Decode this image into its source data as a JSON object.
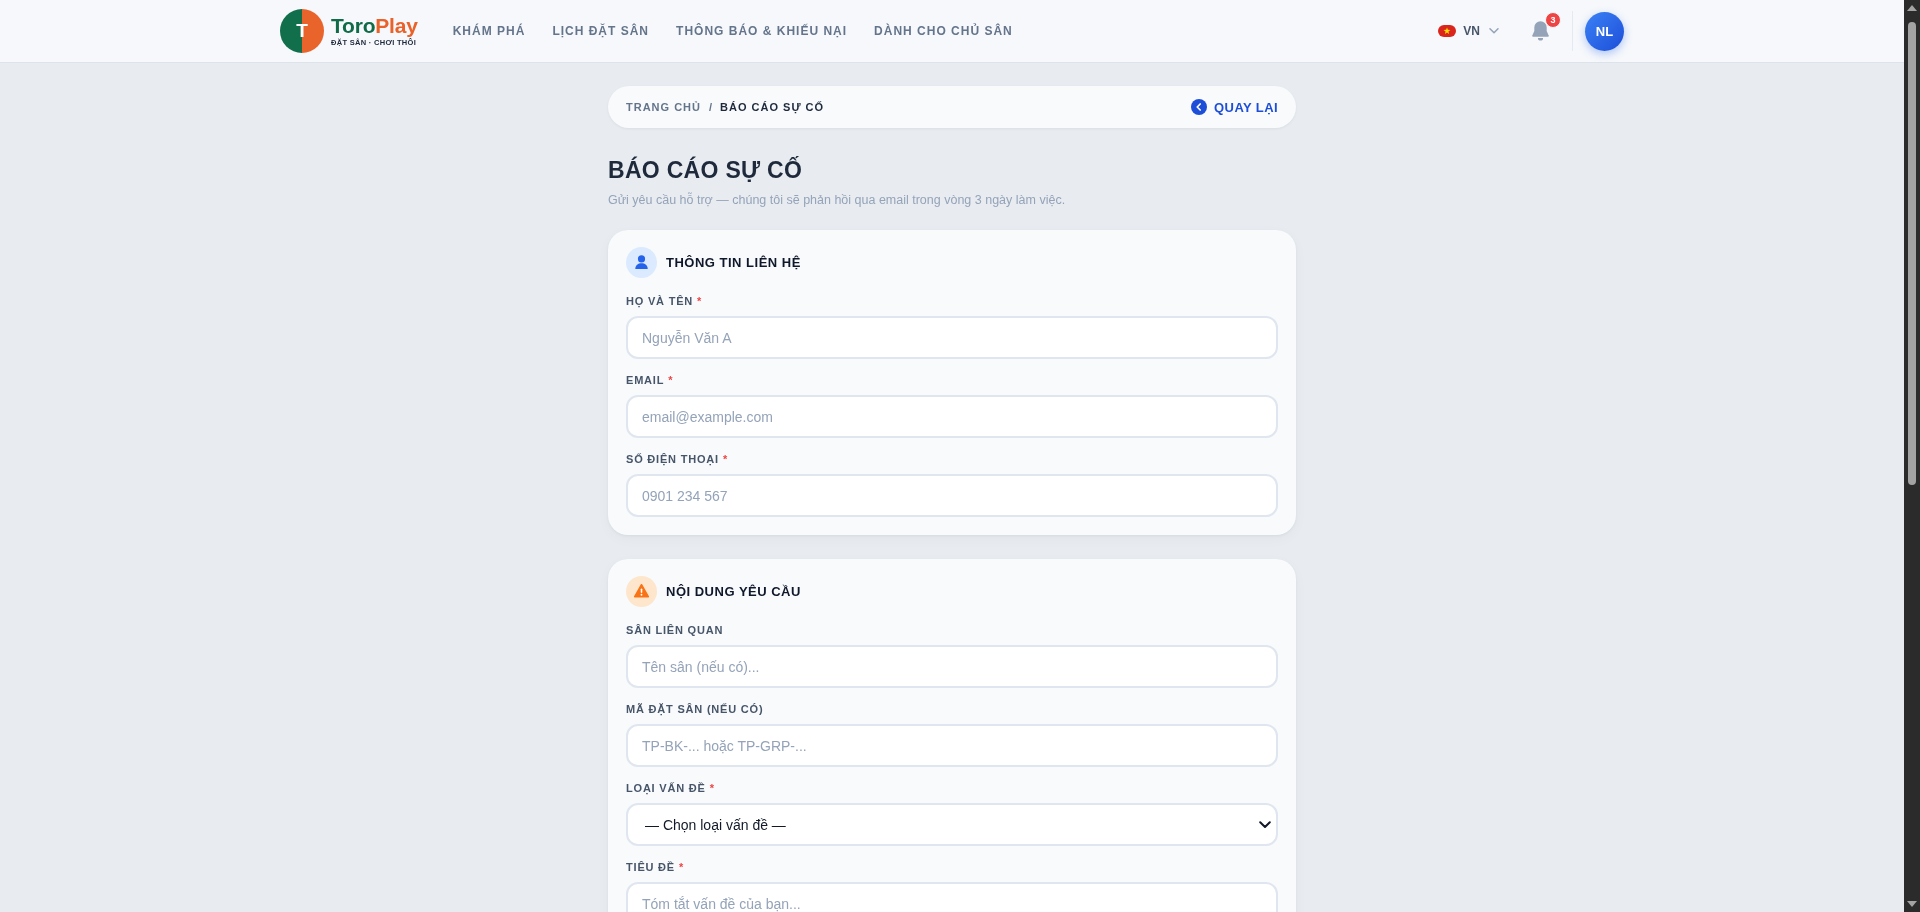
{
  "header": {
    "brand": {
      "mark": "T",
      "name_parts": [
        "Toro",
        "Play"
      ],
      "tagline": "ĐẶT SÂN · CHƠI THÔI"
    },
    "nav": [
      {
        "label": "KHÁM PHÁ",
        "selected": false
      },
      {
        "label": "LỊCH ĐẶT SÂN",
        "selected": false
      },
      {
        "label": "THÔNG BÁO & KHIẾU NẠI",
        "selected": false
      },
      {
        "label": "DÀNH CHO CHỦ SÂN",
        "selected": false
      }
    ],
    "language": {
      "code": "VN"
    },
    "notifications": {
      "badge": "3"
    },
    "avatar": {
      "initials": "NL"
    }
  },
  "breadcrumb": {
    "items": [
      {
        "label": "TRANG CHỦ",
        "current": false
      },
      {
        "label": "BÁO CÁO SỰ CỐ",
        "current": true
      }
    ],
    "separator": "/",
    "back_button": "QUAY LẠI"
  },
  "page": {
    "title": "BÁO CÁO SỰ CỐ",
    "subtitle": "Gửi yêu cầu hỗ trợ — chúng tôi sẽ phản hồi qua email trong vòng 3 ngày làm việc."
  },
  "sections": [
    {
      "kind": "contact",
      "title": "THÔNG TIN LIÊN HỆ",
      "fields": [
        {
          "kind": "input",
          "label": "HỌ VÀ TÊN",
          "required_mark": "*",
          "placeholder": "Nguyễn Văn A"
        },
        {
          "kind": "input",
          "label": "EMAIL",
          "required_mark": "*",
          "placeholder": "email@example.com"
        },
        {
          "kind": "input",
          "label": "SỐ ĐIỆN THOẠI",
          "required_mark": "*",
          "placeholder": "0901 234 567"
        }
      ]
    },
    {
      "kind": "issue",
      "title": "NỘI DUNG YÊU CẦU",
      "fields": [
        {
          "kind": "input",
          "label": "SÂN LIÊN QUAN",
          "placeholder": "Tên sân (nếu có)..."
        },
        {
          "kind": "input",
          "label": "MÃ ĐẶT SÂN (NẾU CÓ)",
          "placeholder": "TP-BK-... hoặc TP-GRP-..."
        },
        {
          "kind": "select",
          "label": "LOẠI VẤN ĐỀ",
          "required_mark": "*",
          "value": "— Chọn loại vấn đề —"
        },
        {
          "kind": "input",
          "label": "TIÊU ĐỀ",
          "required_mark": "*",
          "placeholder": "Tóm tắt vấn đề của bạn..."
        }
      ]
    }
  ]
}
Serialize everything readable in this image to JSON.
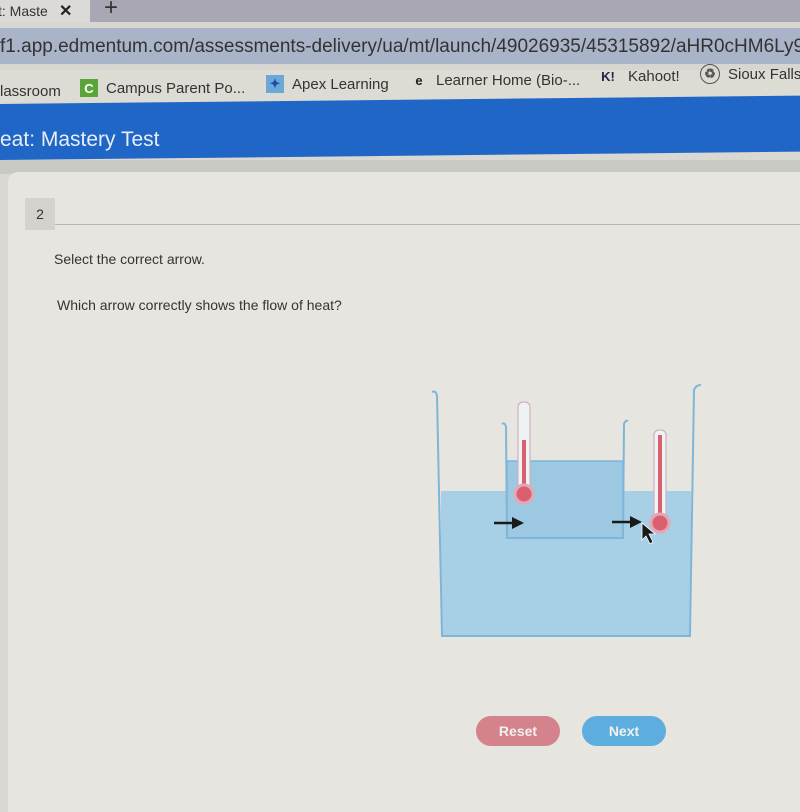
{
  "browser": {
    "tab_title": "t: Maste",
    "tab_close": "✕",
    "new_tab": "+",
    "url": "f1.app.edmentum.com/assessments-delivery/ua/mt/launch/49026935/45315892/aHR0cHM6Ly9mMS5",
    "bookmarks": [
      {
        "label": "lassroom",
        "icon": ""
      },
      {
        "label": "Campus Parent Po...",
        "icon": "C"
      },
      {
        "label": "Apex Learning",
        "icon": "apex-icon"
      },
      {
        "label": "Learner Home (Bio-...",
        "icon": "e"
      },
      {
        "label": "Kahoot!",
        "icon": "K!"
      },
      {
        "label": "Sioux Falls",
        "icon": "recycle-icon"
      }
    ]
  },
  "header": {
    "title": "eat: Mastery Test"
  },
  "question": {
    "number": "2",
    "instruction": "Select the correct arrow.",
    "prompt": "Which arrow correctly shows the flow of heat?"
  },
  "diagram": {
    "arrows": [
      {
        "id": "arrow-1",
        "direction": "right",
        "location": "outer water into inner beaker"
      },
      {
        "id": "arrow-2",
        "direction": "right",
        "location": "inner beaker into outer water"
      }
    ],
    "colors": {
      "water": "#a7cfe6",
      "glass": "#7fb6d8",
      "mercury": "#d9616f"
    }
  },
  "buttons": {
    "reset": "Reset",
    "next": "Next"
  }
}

- - -

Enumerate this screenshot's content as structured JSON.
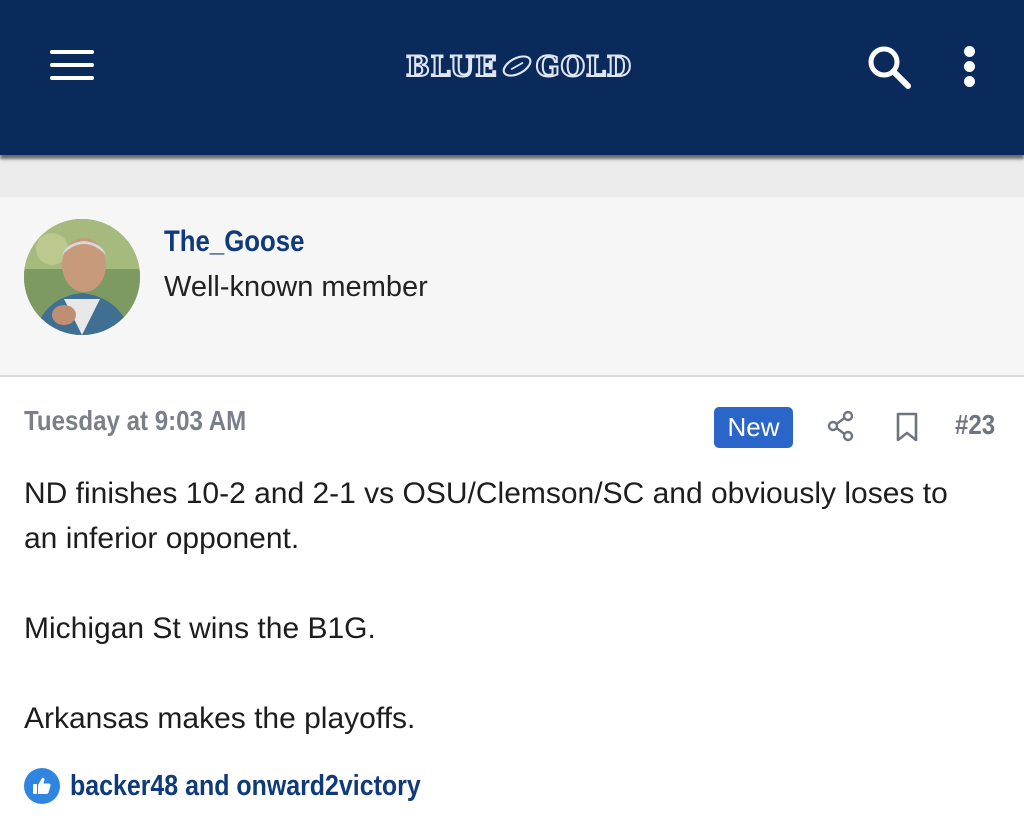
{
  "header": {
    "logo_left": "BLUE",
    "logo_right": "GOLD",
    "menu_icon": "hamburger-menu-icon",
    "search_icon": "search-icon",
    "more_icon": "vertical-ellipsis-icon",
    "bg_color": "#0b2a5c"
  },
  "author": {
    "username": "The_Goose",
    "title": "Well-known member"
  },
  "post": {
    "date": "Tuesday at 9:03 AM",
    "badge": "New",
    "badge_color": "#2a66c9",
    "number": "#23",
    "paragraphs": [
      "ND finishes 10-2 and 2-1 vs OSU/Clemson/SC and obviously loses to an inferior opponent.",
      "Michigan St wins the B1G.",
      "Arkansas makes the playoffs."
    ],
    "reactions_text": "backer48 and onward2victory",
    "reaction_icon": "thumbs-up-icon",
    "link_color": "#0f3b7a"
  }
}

- - -

[Aim of the exercise]:
Using the records above, gather all lines where the string "outer" is present.

[Expected output]:
        "location": "outer water into inner beaker"
        "location": "inner beaker into outer water"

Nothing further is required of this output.